-- START DATASET RECORDS --

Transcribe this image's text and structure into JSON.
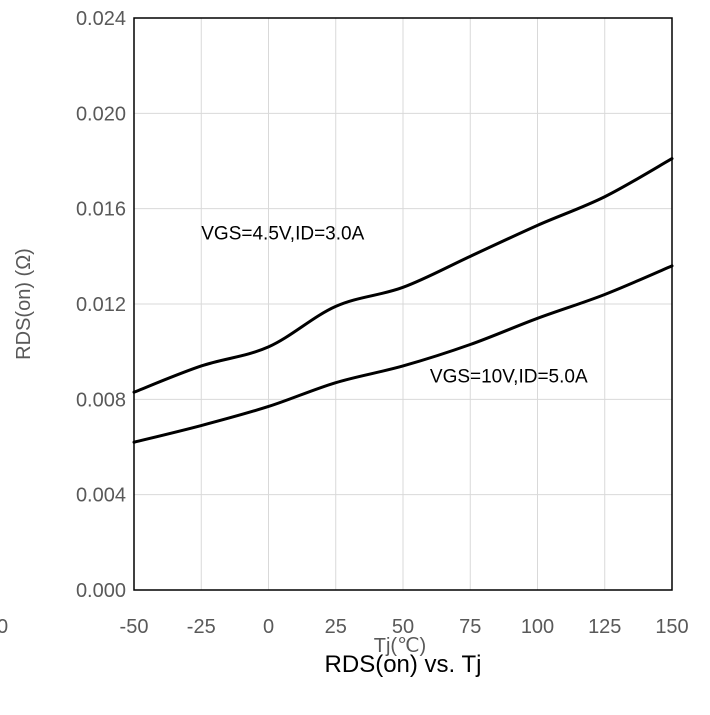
{
  "chart_data": {
    "type": "line",
    "title": "RDS(on) vs. Tj",
    "xlabel": "Tj(℃)",
    "ylabel": "RDS(on) (Ω)",
    "xlim": [
      -50,
      150
    ],
    "ylim": [
      0,
      0.024
    ],
    "x_ticks": [
      "-50",
      "-25",
      "0",
      "25",
      "50",
      "75",
      "100",
      "125",
      "150"
    ],
    "y_ticks": [
      "0.000",
      "0.004",
      "0.008",
      "0.012",
      "0.016",
      "0.020",
      "0.024"
    ],
    "stray_tick": "0",
    "grid": true,
    "x": [
      -50,
      -25,
      0,
      25,
      50,
      75,
      100,
      125,
      150
    ],
    "series": [
      {
        "name": "VGS=4.5V,ID=3.0A",
        "values": [
          0.0083,
          0.0094,
          0.0102,
          0.0119,
          0.0127,
          0.014,
          0.0153,
          0.0165,
          0.0181
        ],
        "annotation_at": [
          -25,
          0.0147
        ]
      },
      {
        "name": "VGS=10V,ID=5.0A",
        "values": [
          0.0062,
          0.0069,
          0.0077,
          0.0087,
          0.0094,
          0.0103,
          0.0114,
          0.0124,
          0.0136
        ],
        "annotation_at": [
          60,
          0.0087
        ]
      }
    ]
  }
}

-- END DATASET RECORDS --

* **TASK INSTRUCTIONS**
Repeat all the records above exactly, leaving out any pictures.

* **TASK RESPONSE**
Transcribe this image's text and structure into JSON.
{
  "chart_data": {
    "type": "line",
    "title": "RDS(on) vs. Tj",
    "xlabel": "Tj(℃)",
    "ylabel": "RDS(on) (Ω)",
    "xlim": [
      -50,
      150
    ],
    "ylim": [
      0,
      0.024
    ],
    "x_ticks": [
      "-50",
      "-25",
      "0",
      "25",
      "50",
      "75",
      "100",
      "125",
      "150"
    ],
    "y_ticks": [
      "0.000",
      "0.004",
      "0.008",
      "0.012",
      "0.016",
      "0.020",
      "0.024"
    ],
    "stray_tick": "0",
    "grid": true,
    "x": [
      -50,
      -25,
      0,
      25,
      50,
      75,
      100,
      125,
      150
    ],
    "series": [
      {
        "name": "VGS=4.5V,ID=3.0A",
        "values": [
          0.0083,
          0.0094,
          0.0102,
          0.0119,
          0.0127,
          0.014,
          0.0153,
          0.0165,
          0.0181
        ],
        "annotation_at": [
          -25,
          0.0147
        ]
      },
      {
        "name": "VGS=10V,ID=5.0A",
        "values": [
          0.0062,
          0.0069,
          0.0077,
          0.0087,
          0.0094,
          0.0103,
          0.0114,
          0.0124,
          0.0136
        ],
        "annotation_at": [
          60,
          0.0087
        ]
      }
    ]
  }
}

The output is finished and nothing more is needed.